─── Extracted data

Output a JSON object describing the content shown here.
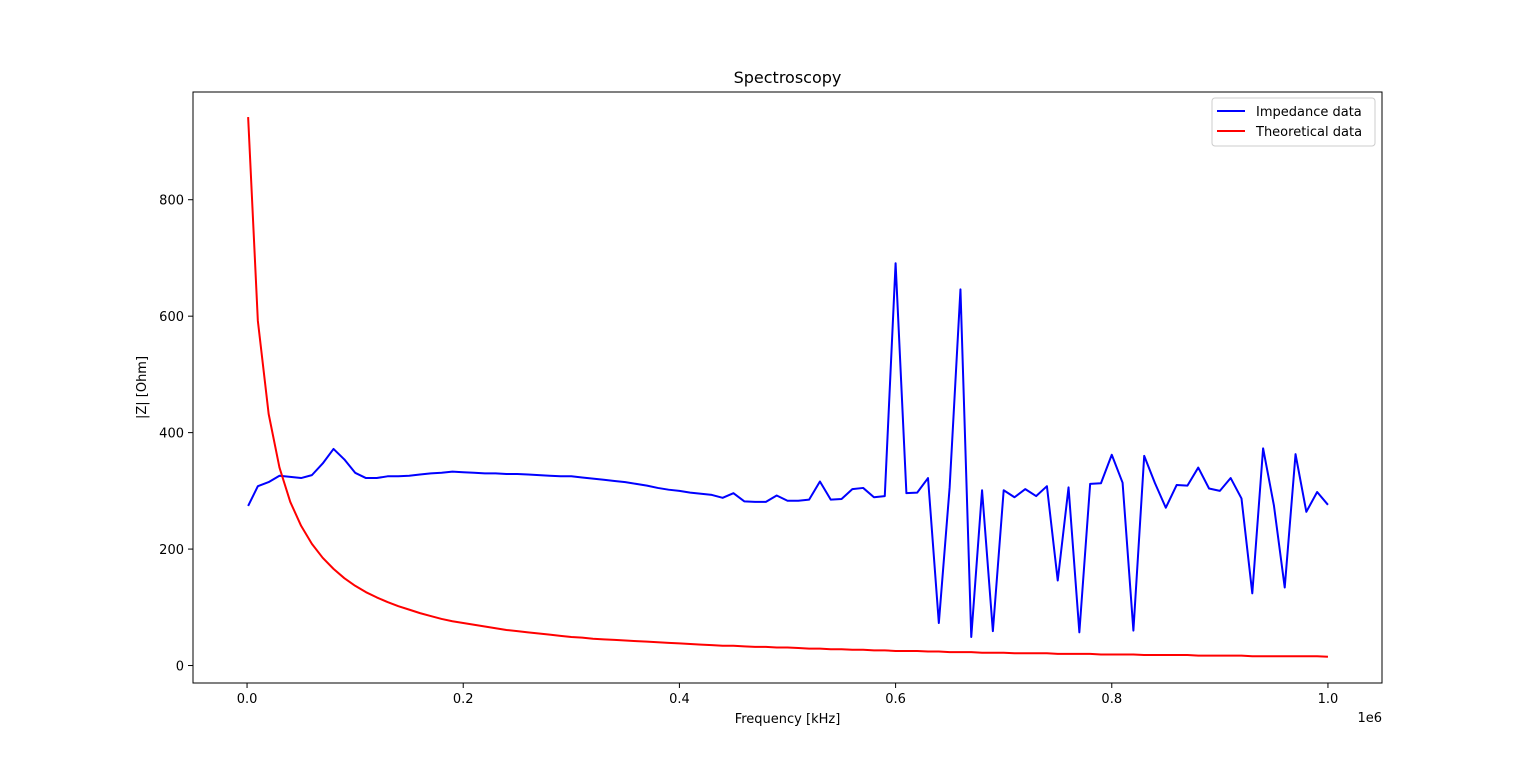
{
  "chart_data": {
    "type": "line",
    "title": "Spectroscopy",
    "xlabel": "Frequency [kHz]",
    "ylabel": "|Z| [Ohm]",
    "x_offset_label": "1e6",
    "xlim": [
      -50000,
      1050000
    ],
    "ylim": [
      -30,
      985
    ],
    "x_ticks": [
      0,
      200000,
      400000,
      600000,
      800000,
      1000000
    ],
    "x_tick_labels": [
      "0.0",
      "0.2",
      "0.4",
      "0.6",
      "0.8",
      "1.0"
    ],
    "y_ticks": [
      0,
      200,
      400,
      600,
      800
    ],
    "y_tick_labels": [
      "0",
      "200",
      "400",
      "600",
      "800"
    ],
    "grid": false,
    "legend_position": "top-right",
    "series": [
      {
        "name": "Impedance data",
        "color": "#0000ff",
        "x": [
          1000,
          10000,
          20000,
          30000,
          40000,
          50000,
          60000,
          70000,
          80000,
          90000,
          100000,
          110000,
          120000,
          130000,
          140000,
          150000,
          160000,
          170000,
          180000,
          190000,
          200000,
          210000,
          220000,
          230000,
          240000,
          250000,
          260000,
          270000,
          280000,
          290000,
          300000,
          310000,
          320000,
          330000,
          340000,
          350000,
          360000,
          370000,
          380000,
          390000,
          400000,
          410000,
          420000,
          430000,
          440000,
          450000,
          460000,
          470000,
          480000,
          490000,
          500000,
          510000,
          520000,
          530000,
          540000,
          550000,
          560000,
          570000,
          580000,
          590000,
          600000,
          610000,
          620000,
          630000,
          640000,
          650000,
          660000,
          670000,
          680000,
          690000,
          700000,
          710000,
          720000,
          730000,
          740000,
          750000,
          760000,
          770000,
          780000,
          790000,
          800000,
          810000,
          820000,
          830000,
          840000,
          850000,
          860000,
          870000,
          880000,
          890000,
          900000,
          910000,
          920000,
          930000,
          940000,
          950000,
          960000,
          970000,
          980000,
          990000,
          1000000
        ],
        "y": [
          274,
          308,
          315,
          326,
          324,
          322,
          327,
          347,
          372,
          354,
          331,
          322,
          322,
          325,
          325,
          326,
          328,
          330,
          331,
          333,
          332,
          331,
          330,
          330,
          329,
          329,
          328,
          327,
          326,
          325,
          325,
          323,
          321,
          319,
          317,
          315,
          312,
          309,
          305,
          302,
          300,
          297,
          295,
          293,
          288,
          296,
          282,
          281,
          281,
          292,
          283,
          283,
          285,
          316,
          285,
          286,
          303,
          305,
          289,
          291,
          691,
          296,
          297,
          322,
          73,
          306,
          646,
          49,
          301,
          59,
          301,
          289,
          303,
          291,
          308,
          146,
          306,
          57,
          312,
          313,
          362,
          314,
          60,
          360,
          313,
          271,
          310,
          309,
          340,
          304,
          300,
          322,
          287,
          124,
          373,
          275,
          134,
          363,
          264,
          298,
          276
        ]
      },
      {
        "name": "Theoretical data",
        "color": "#ff0000",
        "x": [
          1000,
          10000,
          20000,
          30000,
          40000,
          50000,
          60000,
          70000,
          80000,
          90000,
          100000,
          110000,
          120000,
          130000,
          140000,
          150000,
          160000,
          170000,
          180000,
          190000,
          200000,
          210000,
          220000,
          230000,
          240000,
          250000,
          260000,
          270000,
          280000,
          290000,
          300000,
          310000,
          320000,
          330000,
          340000,
          350000,
          360000,
          370000,
          380000,
          390000,
          400000,
          410000,
          420000,
          430000,
          440000,
          450000,
          460000,
          470000,
          480000,
          490000,
          500000,
          510000,
          520000,
          530000,
          540000,
          550000,
          560000,
          570000,
          580000,
          590000,
          600000,
          610000,
          620000,
          630000,
          640000,
          650000,
          660000,
          670000,
          680000,
          690000,
          700000,
          710000,
          720000,
          730000,
          740000,
          750000,
          760000,
          770000,
          780000,
          790000,
          800000,
          810000,
          820000,
          830000,
          840000,
          850000,
          860000,
          870000,
          880000,
          890000,
          900000,
          910000,
          920000,
          930000,
          940000,
          950000,
          960000,
          970000,
          980000,
          990000,
          1000000
        ],
        "y": [
          942,
          592,
          432,
          340,
          281,
          240,
          209,
          185,
          166,
          150,
          137,
          126,
          117,
          109,
          102,
          96,
          90,
          85,
          80,
          76,
          73,
          70,
          67,
          64,
          61,
          59,
          57,
          55,
          53,
          51,
          49,
          48,
          46,
          45,
          44,
          43,
          42,
          41,
          40,
          39,
          38,
          37,
          36,
          35,
          34,
          34,
          33,
          32,
          32,
          31,
          31,
          30,
          29,
          29,
          28,
          28,
          27,
          27,
          26,
          26,
          25,
          25,
          25,
          24,
          24,
          23,
          23,
          23,
          22,
          22,
          22,
          21,
          21,
          21,
          21,
          20,
          20,
          20,
          20,
          19,
          19,
          19,
          19,
          18,
          18,
          18,
          18,
          18,
          17,
          17,
          17,
          17,
          17,
          16,
          16,
          16,
          16,
          16,
          16,
          16,
          15
        ]
      }
    ]
  }
}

──────

Task instructions
Leaving out the pictures, repeat the data above exactly.

Written response
Output a JSON object describing the content shown here.
{
  "chart_data": {
    "type": "line",
    "title": "Spectroscopy",
    "xlabel": "Frequency [kHz]",
    "ylabel": "|Z| [Ohm]",
    "x_offset_label": "1e6",
    "xlim": [
      -50000,
      1050000
    ],
    "ylim": [
      -30,
      985
    ],
    "x_ticks": [
      0,
      200000,
      400000,
      600000,
      800000,
      1000000
    ],
    "x_tick_labels": [
      "0.0",
      "0.2",
      "0.4",
      "0.6",
      "0.8",
      "1.0"
    ],
    "y_ticks": [
      0,
      200,
      400,
      600,
      800
    ],
    "y_tick_labels": [
      "0",
      "200",
      "400",
      "600",
      "800"
    ],
    "grid": false,
    "legend_position": "top-right",
    "series": [
      {
        "name": "Impedance data",
        "color": "#0000ff",
        "x": [
          1000,
          10000,
          20000,
          30000,
          40000,
          50000,
          60000,
          70000,
          80000,
          90000,
          100000,
          110000,
          120000,
          130000,
          140000,
          150000,
          160000,
          170000,
          180000,
          190000,
          200000,
          210000,
          220000,
          230000,
          240000,
          250000,
          260000,
          270000,
          280000,
          290000,
          300000,
          310000,
          320000,
          330000,
          340000,
          350000,
          360000,
          370000,
          380000,
          390000,
          400000,
          410000,
          420000,
          430000,
          440000,
          450000,
          460000,
          470000,
          480000,
          490000,
          500000,
          510000,
          520000,
          530000,
          540000,
          550000,
          560000,
          570000,
          580000,
          590000,
          600000,
          610000,
          620000,
          630000,
          640000,
          650000,
          660000,
          670000,
          680000,
          690000,
          700000,
          710000,
          720000,
          730000,
          740000,
          750000,
          760000,
          770000,
          780000,
          790000,
          800000,
          810000,
          820000,
          830000,
          840000,
          850000,
          860000,
          870000,
          880000,
          890000,
          900000,
          910000,
          920000,
          930000,
          940000,
          950000,
          960000,
          970000,
          980000,
          990000,
          1000000
        ],
        "y": [
          274,
          308,
          315,
          326,
          324,
          322,
          327,
          347,
          372,
          354,
          331,
          322,
          322,
          325,
          325,
          326,
          328,
          330,
          331,
          333,
          332,
          331,
          330,
          330,
          329,
          329,
          328,
          327,
          326,
          325,
          325,
          323,
          321,
          319,
          317,
          315,
          312,
          309,
          305,
          302,
          300,
          297,
          295,
          293,
          288,
          296,
          282,
          281,
          281,
          292,
          283,
          283,
          285,
          316,
          285,
          286,
          303,
          305,
          289,
          291,
          691,
          296,
          297,
          322,
          73,
          306,
          646,
          49,
          301,
          59,
          301,
          289,
          303,
          291,
          308,
          146,
          306,
          57,
          312,
          313,
          362,
          314,
          60,
          360,
          313,
          271,
          310,
          309,
          340,
          304,
          300,
          322,
          287,
          124,
          373,
          275,
          134,
          363,
          264,
          298,
          276
        ]
      },
      {
        "name": "Theoretical data",
        "color": "#ff0000",
        "x": [
          1000,
          10000,
          20000,
          30000,
          40000,
          50000,
          60000,
          70000,
          80000,
          90000,
          100000,
          110000,
          120000,
          130000,
          140000,
          150000,
          160000,
          170000,
          180000,
          190000,
          200000,
          210000,
          220000,
          230000,
          240000,
          250000,
          260000,
          270000,
          280000,
          290000,
          300000,
          310000,
          320000,
          330000,
          340000,
          350000,
          360000,
          370000,
          380000,
          390000,
          400000,
          410000,
          420000,
          430000,
          440000,
          450000,
          460000,
          470000,
          480000,
          490000,
          500000,
          510000,
          520000,
          530000,
          540000,
          550000,
          560000,
          570000,
          580000,
          590000,
          600000,
          610000,
          620000,
          630000,
          640000,
          650000,
          660000,
          670000,
          680000,
          690000,
          700000,
          710000,
          720000,
          730000,
          740000,
          750000,
          760000,
          770000,
          780000,
          790000,
          800000,
          810000,
          820000,
          830000,
          840000,
          850000,
          860000,
          870000,
          880000,
          890000,
          900000,
          910000,
          920000,
          930000,
          940000,
          950000,
          960000,
          970000,
          980000,
          990000,
          1000000
        ],
        "y": [
          942,
          592,
          432,
          340,
          281,
          240,
          209,
          185,
          166,
          150,
          137,
          126,
          117,
          109,
          102,
          96,
          90,
          85,
          80,
          76,
          73,
          70,
          67,
          64,
          61,
          59,
          57,
          55,
          53,
          51,
          49,
          48,
          46,
          45,
          44,
          43,
          42,
          41,
          40,
          39,
          38,
          37,
          36,
          35,
          34,
          34,
          33,
          32,
          32,
          31,
          31,
          30,
          29,
          29,
          28,
          28,
          27,
          27,
          26,
          26,
          25,
          25,
          25,
          24,
          24,
          23,
          23,
          23,
          22,
          22,
          22,
          21,
          21,
          21,
          21,
          20,
          20,
          20,
          20,
          19,
          19,
          19,
          19,
          18,
          18,
          18,
          18,
          18,
          17,
          17,
          17,
          17,
          17,
          16,
          16,
          16,
          16,
          16,
          16,
          16,
          15
        ]
      }
    ]
  }
}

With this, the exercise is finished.